┌──

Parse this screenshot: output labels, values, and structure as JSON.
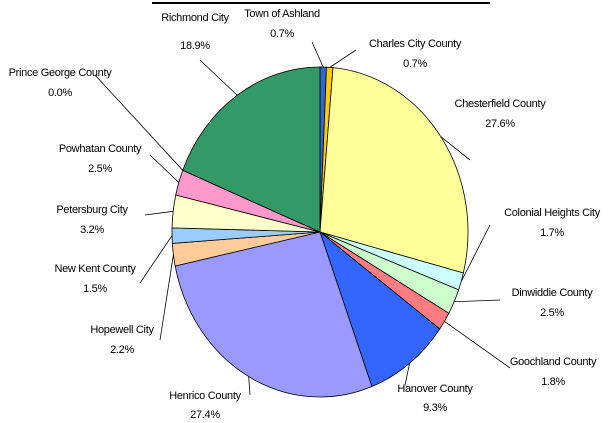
{
  "chart_data": {
    "type": "pie",
    "categories": [
      "Town of Ashland",
      "Charles City County",
      "Chesterfield County",
      "Colonial Heights City",
      "Dinwiddie County",
      "Goochland County",
      "Hanover County",
      "Henrico County",
      "Hopewell City",
      "New Kent County",
      "Petersburg City",
      "Powhatan County",
      "Prince George County",
      "Richmond City"
    ],
    "values": [
      0.7,
      0.7,
      27.6,
      1.7,
      2.5,
      1.8,
      9.3,
      27.4,
      2.2,
      1.5,
      3.2,
      2.5,
      0.0,
      18.9
    ],
    "value_labels": [
      "0.7%",
      "0.7%",
      "27.6%",
      "1.7%",
      "2.5%",
      "1.8%",
      "9.3%",
      "27.4%",
      "2.2%",
      "1.5%",
      "3.2%",
      "2.5%",
      "0.0%",
      "18.9%"
    ],
    "colors": [
      "#3366cc",
      "#ffcc00",
      "#ffff99",
      "#ccffff",
      "#ccffcc",
      "#ff7c80",
      "#3366ff",
      "#9999ff",
      "#ffcc99",
      "#99ccff",
      "#ffffcc",
      "#ff99cc",
      "#993366",
      "#339966"
    ]
  }
}
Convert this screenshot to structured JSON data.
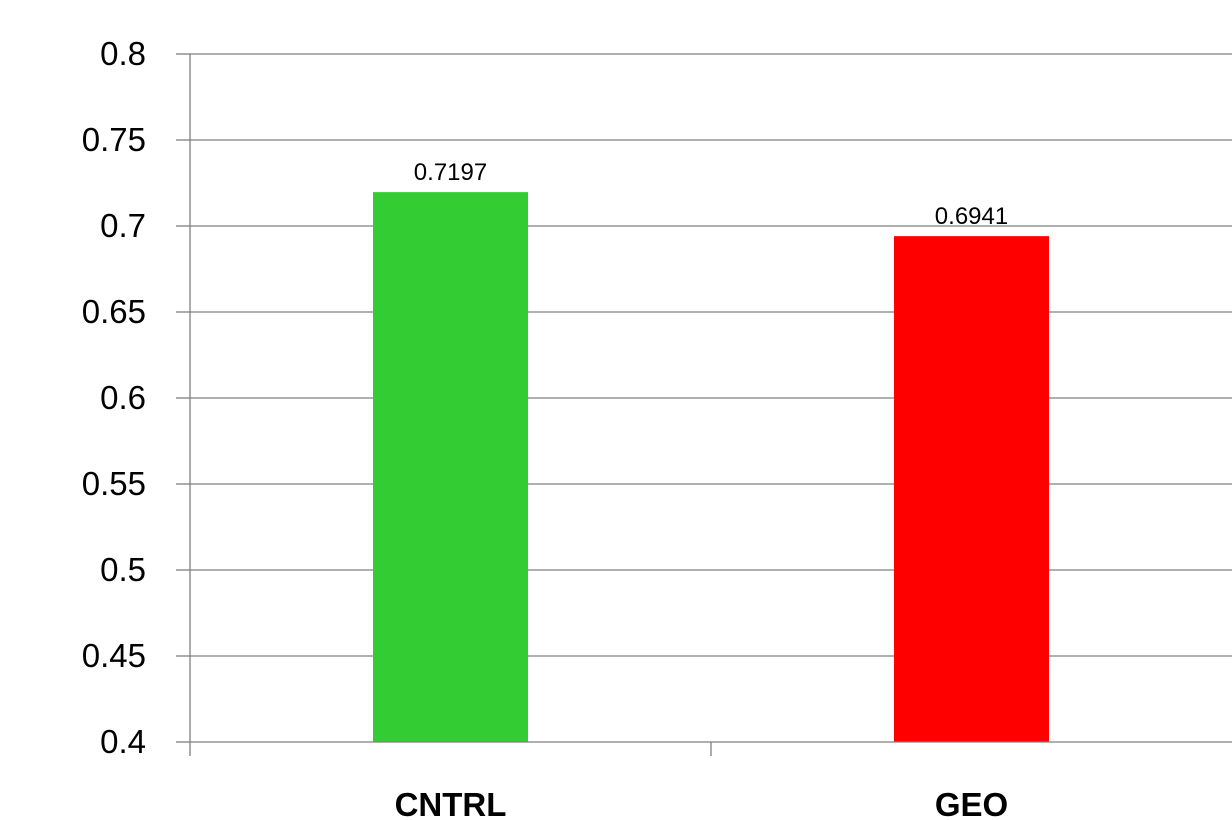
{
  "chart_data": {
    "type": "bar",
    "title": "",
    "xlabel": "",
    "ylabel": "",
    "categories": [
      "CNTRL",
      "GEO"
    ],
    "values": [
      0.7197,
      0.6941
    ],
    "data_labels": [
      "0.7197",
      "0.6941"
    ],
    "bar_colors": [
      "#33cc33",
      "#ff0000"
    ],
    "ylim": [
      0.4,
      0.8
    ],
    "y_ticks": [
      0.4,
      0.45,
      0.5,
      0.55,
      0.6,
      0.65,
      0.7,
      0.75,
      0.8
    ],
    "y_tick_labels": [
      "0.4",
      "0.45",
      "0.5",
      "0.55",
      "0.6",
      "0.65",
      "0.7",
      "0.75",
      "0.8"
    ],
    "grid": true,
    "gridline_color": "#808080",
    "legend": "none"
  }
}
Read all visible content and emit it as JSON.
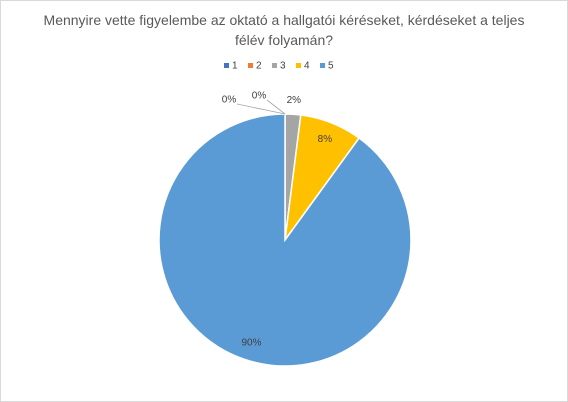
{
  "chart_data": {
    "type": "pie",
    "title": "Mennyire vette figyelembe az oktató a hallgatói kéréseket, kérdéseket a teljes félév folyamán?",
    "categories": [
      "1",
      "2",
      "3",
      "4",
      "5"
    ],
    "values": [
      0,
      0,
      2,
      8,
      90
    ],
    "value_labels": [
      "0%",
      "0%",
      "2%",
      "8%",
      "90%"
    ],
    "colors": [
      "#4472c4",
      "#ed7d31",
      "#a5a5a5",
      "#ffc000",
      "#5b9bd5"
    ],
    "legend": "top"
  }
}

└──

What you should do: Select from the material above each line in which the string "County" appears, and list those lines.

Written answer:
      "Charles City County",
      "Chesterfield County",
      "Dinwiddie County",
      "Goochland County",
      "Hanover County",
      "Henrico County",
      "New Kent County",
      "Powhatan County",
      "Prince George County",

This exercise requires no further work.